STATED EXERCISE
In the entries below, find the lines that contain the word "with" and copy them.

====== MATERIAL SHOWN

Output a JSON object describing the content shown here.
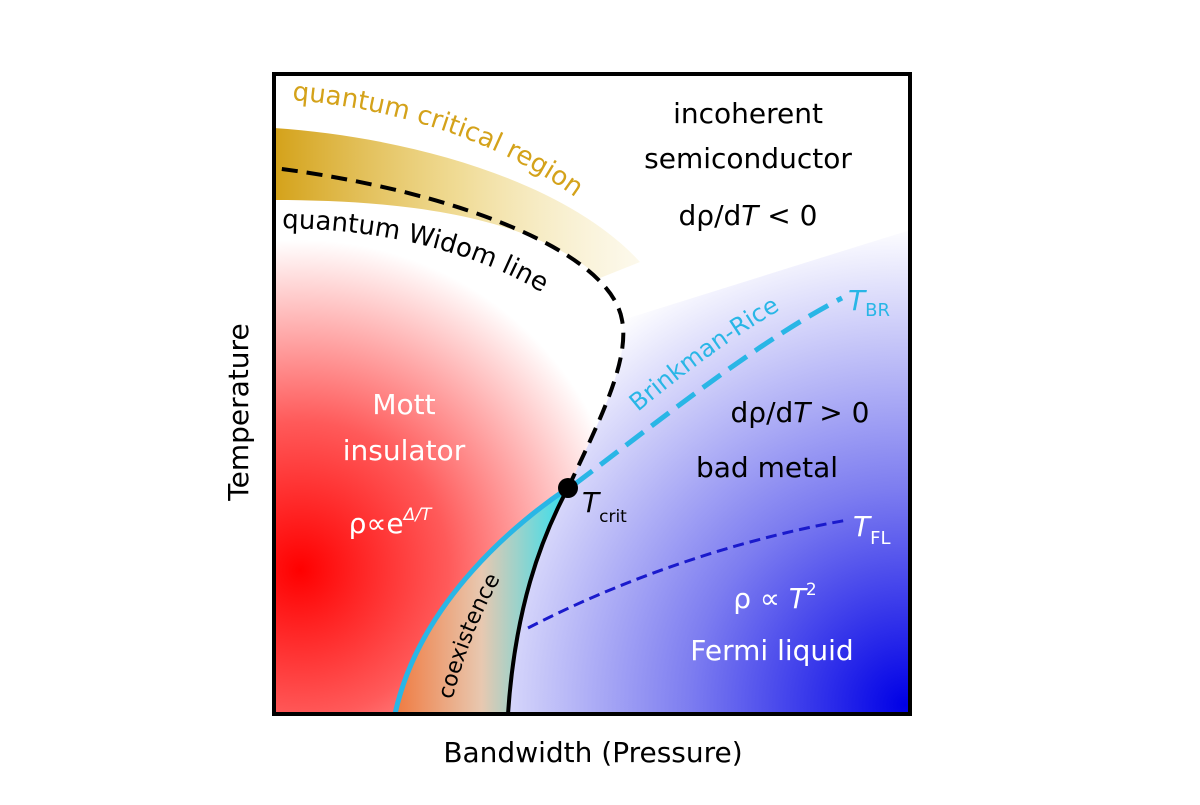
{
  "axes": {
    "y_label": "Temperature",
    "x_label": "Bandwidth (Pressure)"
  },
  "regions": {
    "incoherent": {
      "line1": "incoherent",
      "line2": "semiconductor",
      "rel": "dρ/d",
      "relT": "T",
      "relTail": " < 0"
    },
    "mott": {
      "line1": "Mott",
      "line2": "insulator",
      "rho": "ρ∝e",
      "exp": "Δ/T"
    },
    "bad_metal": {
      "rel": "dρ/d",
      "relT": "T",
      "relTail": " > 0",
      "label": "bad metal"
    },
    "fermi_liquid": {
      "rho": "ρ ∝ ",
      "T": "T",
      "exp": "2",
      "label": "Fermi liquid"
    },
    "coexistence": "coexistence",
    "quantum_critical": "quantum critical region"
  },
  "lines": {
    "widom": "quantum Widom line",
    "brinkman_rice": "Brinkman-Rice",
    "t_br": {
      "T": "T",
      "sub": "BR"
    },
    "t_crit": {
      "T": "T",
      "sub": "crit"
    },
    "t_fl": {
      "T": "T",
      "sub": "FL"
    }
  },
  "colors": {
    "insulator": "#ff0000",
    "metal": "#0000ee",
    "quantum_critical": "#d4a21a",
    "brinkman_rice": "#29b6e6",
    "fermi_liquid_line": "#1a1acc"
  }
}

============
====== MATERIAL SHOWN

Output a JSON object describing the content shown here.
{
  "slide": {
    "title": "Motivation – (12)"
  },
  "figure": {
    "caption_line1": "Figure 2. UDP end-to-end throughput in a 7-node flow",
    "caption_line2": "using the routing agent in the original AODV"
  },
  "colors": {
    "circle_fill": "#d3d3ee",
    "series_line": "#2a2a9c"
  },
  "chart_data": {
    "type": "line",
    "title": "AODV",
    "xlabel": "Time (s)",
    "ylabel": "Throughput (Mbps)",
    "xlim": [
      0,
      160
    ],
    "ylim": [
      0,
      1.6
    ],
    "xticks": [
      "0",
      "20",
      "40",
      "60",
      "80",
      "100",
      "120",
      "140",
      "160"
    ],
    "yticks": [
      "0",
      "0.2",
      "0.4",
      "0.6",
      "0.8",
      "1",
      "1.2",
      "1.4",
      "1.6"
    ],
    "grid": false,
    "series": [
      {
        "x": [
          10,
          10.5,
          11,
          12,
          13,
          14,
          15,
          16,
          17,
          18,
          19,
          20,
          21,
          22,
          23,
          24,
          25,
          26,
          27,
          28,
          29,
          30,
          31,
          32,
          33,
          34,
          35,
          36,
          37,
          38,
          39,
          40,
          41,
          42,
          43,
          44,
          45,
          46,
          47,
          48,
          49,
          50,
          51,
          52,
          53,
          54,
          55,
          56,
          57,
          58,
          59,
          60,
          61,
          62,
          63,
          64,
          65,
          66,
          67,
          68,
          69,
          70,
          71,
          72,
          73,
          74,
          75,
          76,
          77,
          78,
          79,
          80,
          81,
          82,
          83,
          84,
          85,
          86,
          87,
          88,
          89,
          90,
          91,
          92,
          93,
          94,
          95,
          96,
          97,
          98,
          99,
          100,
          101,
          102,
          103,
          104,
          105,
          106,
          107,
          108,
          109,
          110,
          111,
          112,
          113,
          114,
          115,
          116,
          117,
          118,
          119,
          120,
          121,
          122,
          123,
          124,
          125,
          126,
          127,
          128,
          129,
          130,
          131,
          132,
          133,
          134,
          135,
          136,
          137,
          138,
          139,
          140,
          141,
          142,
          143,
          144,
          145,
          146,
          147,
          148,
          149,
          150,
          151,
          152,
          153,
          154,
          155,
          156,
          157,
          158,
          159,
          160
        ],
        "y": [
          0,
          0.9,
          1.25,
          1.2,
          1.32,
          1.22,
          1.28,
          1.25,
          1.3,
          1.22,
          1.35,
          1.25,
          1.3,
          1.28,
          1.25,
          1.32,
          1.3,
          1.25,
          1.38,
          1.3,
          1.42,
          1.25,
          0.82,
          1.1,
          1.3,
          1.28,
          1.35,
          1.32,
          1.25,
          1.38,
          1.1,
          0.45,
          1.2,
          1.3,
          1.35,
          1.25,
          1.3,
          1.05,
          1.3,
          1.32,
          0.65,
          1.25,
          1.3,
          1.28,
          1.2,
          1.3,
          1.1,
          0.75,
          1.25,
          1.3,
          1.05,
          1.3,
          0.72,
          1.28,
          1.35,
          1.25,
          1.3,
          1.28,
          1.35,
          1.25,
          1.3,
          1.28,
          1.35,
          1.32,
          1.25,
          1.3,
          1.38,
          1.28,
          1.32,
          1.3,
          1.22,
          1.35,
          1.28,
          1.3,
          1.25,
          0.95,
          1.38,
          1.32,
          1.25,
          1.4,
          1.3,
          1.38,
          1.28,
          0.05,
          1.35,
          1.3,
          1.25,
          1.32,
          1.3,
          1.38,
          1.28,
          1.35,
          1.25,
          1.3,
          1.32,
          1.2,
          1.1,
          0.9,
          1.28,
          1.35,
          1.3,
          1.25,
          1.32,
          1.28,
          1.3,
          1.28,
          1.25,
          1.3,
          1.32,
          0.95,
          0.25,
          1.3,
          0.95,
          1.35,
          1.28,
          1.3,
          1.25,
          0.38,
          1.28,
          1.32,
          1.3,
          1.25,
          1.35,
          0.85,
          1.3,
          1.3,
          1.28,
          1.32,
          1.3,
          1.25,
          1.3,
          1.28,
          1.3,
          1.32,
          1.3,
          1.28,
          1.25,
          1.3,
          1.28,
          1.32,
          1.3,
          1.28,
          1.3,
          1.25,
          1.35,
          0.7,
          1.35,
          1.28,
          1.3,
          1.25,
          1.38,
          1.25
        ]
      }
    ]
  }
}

============
====== MATERIAL SHOWN

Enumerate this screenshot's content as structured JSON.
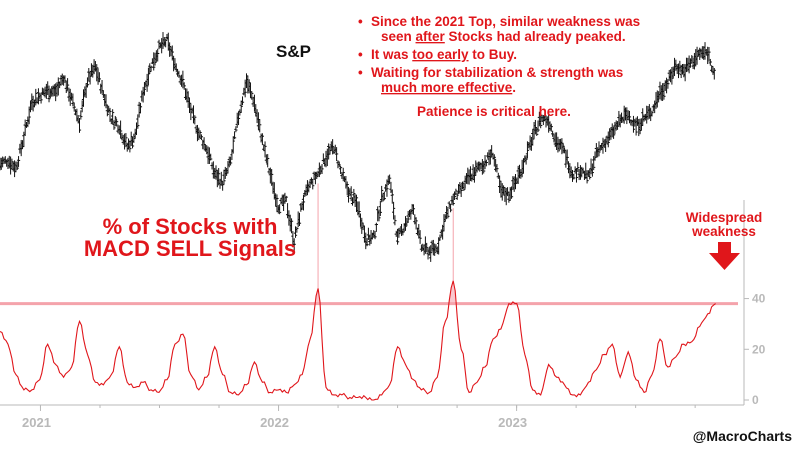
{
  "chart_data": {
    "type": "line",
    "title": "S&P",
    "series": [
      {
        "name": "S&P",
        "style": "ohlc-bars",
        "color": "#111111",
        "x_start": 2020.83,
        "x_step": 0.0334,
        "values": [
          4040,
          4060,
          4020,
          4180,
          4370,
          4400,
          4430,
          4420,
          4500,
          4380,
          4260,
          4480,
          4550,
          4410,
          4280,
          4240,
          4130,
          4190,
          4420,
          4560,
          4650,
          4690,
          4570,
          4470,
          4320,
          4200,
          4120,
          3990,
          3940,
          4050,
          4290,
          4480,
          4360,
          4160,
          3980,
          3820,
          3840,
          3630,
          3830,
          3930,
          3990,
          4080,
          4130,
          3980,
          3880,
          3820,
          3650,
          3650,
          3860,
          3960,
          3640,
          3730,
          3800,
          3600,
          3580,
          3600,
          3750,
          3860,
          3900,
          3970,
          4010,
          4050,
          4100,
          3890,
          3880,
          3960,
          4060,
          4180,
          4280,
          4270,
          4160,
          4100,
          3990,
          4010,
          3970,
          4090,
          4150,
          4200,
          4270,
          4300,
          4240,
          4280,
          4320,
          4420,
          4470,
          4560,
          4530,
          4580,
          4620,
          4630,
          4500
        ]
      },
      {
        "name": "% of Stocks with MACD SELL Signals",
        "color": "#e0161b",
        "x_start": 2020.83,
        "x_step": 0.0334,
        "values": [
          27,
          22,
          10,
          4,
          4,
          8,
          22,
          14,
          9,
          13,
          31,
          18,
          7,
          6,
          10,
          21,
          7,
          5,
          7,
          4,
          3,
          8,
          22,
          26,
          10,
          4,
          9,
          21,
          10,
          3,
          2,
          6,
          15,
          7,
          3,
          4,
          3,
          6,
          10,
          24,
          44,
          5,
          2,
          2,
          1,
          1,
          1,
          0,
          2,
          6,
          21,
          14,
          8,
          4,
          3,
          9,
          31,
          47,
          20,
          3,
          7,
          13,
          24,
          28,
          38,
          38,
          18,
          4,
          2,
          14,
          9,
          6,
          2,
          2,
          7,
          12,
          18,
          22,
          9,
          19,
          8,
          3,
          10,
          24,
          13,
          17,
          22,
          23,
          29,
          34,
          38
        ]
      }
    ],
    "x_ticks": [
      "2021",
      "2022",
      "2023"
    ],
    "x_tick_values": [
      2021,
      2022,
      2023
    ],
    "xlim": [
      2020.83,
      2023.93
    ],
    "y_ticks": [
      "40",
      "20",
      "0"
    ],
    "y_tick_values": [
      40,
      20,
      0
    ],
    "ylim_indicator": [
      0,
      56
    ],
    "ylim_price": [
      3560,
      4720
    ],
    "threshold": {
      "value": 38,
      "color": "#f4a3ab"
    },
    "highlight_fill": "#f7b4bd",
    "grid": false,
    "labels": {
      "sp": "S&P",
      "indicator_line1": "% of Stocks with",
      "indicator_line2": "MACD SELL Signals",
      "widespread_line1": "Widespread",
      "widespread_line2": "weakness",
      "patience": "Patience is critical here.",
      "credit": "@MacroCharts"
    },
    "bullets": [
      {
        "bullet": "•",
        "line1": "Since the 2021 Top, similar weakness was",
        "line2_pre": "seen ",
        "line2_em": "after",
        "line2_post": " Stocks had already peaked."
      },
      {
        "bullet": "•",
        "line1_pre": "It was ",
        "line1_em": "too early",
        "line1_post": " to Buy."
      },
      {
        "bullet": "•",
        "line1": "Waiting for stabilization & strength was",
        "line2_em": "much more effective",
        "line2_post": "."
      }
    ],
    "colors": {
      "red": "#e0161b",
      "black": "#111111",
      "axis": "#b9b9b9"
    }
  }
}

============

ANSWER
        "name": "% of Stocks with MACD SELL Signals",
      "indicator_line1": "% of Stocks with",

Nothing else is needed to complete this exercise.